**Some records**
==========
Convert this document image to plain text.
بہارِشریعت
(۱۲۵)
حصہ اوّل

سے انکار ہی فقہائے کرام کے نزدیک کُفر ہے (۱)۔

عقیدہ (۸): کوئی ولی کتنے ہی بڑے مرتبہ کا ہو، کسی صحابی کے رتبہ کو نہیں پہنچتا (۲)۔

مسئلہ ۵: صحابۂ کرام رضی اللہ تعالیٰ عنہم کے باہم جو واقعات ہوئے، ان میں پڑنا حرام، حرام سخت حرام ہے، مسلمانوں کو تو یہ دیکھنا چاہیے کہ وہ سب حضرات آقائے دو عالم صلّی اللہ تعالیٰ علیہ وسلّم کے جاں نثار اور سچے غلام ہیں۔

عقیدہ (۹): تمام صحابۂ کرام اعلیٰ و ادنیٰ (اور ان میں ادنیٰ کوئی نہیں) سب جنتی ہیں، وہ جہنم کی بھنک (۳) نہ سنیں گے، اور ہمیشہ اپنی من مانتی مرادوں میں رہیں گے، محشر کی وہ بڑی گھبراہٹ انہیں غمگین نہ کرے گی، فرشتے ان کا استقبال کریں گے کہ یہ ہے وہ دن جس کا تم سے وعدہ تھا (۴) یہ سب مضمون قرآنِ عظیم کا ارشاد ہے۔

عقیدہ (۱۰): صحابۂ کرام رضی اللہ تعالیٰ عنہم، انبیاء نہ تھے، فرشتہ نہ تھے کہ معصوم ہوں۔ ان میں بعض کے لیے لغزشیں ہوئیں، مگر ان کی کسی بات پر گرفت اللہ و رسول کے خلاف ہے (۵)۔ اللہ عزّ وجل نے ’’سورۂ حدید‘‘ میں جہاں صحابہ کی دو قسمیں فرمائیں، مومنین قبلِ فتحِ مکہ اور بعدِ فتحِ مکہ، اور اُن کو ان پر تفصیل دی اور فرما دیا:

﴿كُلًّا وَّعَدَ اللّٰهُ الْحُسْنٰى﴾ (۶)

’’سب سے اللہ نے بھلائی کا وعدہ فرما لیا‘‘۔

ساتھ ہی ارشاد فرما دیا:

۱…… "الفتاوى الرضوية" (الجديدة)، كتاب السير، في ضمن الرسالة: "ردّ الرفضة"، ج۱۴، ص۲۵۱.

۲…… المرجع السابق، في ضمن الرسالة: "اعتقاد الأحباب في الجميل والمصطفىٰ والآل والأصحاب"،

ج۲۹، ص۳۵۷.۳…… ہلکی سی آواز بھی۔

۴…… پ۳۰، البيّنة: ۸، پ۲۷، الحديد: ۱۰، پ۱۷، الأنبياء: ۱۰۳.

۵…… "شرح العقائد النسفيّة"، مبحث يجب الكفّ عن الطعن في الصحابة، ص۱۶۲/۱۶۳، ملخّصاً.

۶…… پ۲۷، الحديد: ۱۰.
==========
**What to do**
Please set down the whole listing above without altering a single line.

**Solution to this exercise**
Convert this document image to plain text.
بہارِشریعت
(۱۲۵)
حصہ اوّل

سے انکار ہی فقہائے کرام کے نزدیک کُفر ہے (۱)۔

عقیدہ (۸): کوئی ولی کتنے ہی بڑے مرتبہ کا ہو، کسی صحابی کے رتبہ کو نہیں پہنچتا (۲)۔

مسئلہ ۵: صحابۂ کرام رضی اللہ تعالیٰ عنہم کے باہم جو واقعات ہوئے، ان میں پڑنا حرام، حرام سخت حرام ہے، مسلمانوں کو تو یہ دیکھنا چاہیے کہ وہ سب حضرات آقائے دو عالم صلّی اللہ تعالیٰ علیہ وسلّم کے جاں نثار اور سچے غلام ہیں۔

عقیدہ (۹): تمام صحابۂ کرام اعلیٰ و ادنیٰ (اور ان میں ادنیٰ کوئی نہیں) سب جنتی ہیں، وہ جہنم کی بھنک (۳) نہ سنیں گے، اور ہمیشہ اپنی من مانتی مرادوں میں رہیں گے، محشر کی وہ بڑی گھبراہٹ انہیں غمگین نہ کرے گی، فرشتے ان کا استقبال کریں گے کہ یہ ہے وہ دن جس کا تم سے وعدہ تھا (۴) یہ سب مضمون قرآنِ عظیم کا ارشاد ہے۔

عقیدہ (۱۰): صحابۂ کرام رضی اللہ تعالیٰ عنہم، انبیاء نہ تھے، فرشتہ نہ تھے کہ معصوم ہوں۔ ان میں بعض کے لیے لغزشیں ہوئیں، مگر ان کی کسی بات پر گرفت اللہ و رسول کے خلاف ہے (۵)۔ اللہ عزّ وجل نے ’’سورۂ حدید‘‘ میں جہاں صحابہ کی دو قسمیں فرمائیں، مومنین قبلِ فتحِ مکہ اور بعدِ فتحِ مکہ، اور اُن کو ان پر تفصیل دی اور فرما دیا:

﴿كُلًّا وَّعَدَ اللّٰهُ الْحُسْنٰى﴾ (۶)

’’سب سے اللہ نے بھلائی کا وعدہ فرما لیا‘‘۔

ساتھ ہی ارشاد فرما دیا:

۱…… "الفتاوى الرضوية" (الجديدة)، كتاب السير، في ضمن الرسالة: "ردّ الرفضة"، ج۱۴، ص۲۵۱.

۲…… المرجع السابق، في ضمن الرسالة: "اعتقاد الأحباب في الجميل والمصطفىٰ والآل والأصحاب"،

ج۲۹، ص۳۵۷.۳…… ہلکی سی آواز بھی۔

۴…… پ۳۰، البيّنة: ۸، پ۲۷، الحديد: ۱۰، پ۱۷، الأنبياء: ۱۰۳.

۵…… "شرح العقائد النسفيّة"، مبحث يجب الكفّ عن الطعن في الصحابة، ص۱۶۲/۱۶۳، ملخّصاً.

۶…… پ۲۷، الحديد: ۱۰.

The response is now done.